─── MATERIAL PROVIDED

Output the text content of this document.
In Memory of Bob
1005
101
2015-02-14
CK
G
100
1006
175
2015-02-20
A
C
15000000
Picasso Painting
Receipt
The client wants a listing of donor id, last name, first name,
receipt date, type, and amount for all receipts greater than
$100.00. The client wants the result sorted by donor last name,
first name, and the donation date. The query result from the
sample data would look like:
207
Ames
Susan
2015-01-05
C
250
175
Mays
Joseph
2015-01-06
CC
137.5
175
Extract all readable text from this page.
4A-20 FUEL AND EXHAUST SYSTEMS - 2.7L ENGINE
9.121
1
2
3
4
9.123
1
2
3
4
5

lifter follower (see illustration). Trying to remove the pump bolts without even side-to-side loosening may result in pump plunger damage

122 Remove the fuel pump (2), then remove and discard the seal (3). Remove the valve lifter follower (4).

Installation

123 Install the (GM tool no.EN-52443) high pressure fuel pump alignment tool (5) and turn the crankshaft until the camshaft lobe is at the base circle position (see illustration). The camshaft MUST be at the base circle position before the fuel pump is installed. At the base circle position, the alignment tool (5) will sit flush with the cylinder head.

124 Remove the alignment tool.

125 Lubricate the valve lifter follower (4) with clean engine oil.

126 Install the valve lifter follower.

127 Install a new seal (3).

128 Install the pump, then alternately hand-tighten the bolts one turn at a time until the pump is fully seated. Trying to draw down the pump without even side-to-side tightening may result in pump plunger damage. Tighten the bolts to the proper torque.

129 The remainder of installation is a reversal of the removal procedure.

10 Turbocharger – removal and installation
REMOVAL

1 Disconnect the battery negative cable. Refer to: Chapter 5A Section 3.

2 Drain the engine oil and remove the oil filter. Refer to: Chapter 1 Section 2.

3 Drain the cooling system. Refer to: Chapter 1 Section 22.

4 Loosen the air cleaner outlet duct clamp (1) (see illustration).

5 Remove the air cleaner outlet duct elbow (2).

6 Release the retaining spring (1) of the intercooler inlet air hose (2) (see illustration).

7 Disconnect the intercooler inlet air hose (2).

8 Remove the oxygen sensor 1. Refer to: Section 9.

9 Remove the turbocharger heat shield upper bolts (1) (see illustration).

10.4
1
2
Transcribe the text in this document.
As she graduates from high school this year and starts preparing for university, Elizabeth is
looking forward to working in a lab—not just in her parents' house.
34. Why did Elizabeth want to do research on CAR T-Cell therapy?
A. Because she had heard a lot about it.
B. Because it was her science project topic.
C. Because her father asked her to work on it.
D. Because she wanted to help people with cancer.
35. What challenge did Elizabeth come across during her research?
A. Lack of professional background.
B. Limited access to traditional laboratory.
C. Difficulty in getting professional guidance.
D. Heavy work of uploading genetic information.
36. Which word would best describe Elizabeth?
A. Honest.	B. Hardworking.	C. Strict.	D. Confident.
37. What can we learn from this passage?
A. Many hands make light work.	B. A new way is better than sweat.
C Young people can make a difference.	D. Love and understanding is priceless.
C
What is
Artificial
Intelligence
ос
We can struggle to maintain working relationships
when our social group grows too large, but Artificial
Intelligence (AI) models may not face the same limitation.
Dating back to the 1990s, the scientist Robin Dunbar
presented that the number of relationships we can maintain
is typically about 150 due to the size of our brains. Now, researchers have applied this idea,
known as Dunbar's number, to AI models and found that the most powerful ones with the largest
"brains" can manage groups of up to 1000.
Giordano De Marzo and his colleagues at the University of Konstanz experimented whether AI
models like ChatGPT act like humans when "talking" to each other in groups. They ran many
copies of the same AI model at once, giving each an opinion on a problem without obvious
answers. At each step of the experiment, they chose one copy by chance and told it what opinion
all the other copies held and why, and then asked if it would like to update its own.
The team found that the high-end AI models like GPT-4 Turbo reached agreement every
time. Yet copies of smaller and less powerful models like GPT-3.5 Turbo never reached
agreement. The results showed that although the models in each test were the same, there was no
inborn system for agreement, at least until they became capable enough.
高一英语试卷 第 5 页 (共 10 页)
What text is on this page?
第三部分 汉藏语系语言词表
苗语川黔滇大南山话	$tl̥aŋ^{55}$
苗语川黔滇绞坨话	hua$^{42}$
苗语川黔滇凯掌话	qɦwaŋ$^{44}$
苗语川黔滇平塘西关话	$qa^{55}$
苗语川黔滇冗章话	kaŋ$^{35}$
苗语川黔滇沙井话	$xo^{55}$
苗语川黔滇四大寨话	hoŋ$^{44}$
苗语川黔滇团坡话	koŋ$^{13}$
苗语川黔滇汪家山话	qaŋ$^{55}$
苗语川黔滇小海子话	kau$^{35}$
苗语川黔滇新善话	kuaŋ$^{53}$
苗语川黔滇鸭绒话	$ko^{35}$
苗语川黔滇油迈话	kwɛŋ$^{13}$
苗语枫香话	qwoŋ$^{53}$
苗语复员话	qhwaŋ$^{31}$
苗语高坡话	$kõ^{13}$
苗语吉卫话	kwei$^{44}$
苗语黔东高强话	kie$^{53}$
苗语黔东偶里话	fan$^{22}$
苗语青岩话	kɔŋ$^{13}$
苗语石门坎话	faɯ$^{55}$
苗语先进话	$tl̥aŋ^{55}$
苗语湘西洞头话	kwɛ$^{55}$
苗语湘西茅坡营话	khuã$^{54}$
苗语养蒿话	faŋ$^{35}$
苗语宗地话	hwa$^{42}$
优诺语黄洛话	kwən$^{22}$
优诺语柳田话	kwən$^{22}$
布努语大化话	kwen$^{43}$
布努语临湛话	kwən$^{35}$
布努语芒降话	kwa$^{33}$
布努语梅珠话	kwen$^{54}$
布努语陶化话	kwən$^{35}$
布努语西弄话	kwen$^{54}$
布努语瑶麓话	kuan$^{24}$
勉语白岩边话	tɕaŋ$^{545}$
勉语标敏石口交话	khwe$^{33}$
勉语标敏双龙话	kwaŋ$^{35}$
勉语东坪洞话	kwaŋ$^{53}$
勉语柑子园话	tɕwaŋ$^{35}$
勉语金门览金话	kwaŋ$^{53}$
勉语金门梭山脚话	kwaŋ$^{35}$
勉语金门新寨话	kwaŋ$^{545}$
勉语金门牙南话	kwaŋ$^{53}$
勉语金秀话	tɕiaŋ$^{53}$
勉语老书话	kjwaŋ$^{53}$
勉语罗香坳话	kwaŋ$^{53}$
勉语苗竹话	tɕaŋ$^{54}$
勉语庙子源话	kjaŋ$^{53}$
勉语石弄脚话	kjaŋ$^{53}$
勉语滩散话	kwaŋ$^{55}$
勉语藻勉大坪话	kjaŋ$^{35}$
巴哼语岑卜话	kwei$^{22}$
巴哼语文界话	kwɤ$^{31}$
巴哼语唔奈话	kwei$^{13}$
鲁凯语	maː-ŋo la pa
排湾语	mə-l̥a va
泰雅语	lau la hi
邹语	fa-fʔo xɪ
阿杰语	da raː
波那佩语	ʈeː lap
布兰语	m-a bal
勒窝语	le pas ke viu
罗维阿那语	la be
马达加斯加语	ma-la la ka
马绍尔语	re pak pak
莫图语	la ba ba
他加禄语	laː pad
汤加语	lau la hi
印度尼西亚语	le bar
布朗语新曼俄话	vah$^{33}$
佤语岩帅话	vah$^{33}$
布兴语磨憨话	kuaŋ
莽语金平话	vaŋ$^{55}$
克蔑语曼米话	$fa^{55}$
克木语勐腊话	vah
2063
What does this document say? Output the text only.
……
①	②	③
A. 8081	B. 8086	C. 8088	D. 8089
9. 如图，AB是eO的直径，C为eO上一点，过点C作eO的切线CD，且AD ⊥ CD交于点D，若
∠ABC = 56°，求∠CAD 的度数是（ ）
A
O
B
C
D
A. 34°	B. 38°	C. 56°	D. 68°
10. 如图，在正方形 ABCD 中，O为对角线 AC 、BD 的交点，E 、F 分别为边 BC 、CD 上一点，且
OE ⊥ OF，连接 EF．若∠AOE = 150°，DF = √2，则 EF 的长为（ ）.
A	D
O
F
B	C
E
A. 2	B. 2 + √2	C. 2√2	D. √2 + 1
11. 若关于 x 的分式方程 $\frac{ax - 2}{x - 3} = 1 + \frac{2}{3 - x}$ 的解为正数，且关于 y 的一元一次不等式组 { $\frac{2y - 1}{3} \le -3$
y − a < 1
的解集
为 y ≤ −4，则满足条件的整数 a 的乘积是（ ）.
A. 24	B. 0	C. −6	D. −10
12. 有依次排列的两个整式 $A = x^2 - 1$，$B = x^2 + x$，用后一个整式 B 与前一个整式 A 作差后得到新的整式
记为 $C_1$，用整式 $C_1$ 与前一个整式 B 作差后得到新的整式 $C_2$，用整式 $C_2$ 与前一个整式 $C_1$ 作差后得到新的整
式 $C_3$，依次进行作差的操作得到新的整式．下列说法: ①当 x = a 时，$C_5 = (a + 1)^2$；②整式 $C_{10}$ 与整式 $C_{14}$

──────

**EXERCISE GOAL:** Wherever "damage" shows up in a line, copy that line.

**TASK ANSWER:**
lifter follower (see illustration). Trying to remove the pump bolts without even side-to-side loosening may result in pump plunger damage
128 Install the pump, then alternately hand-tighten the bolts one turn at a time until the pump is fully seated. Trying to draw down the pump without even side-to-side tightening may result in pump plunger damage. Tighten the bolts to the proper torque.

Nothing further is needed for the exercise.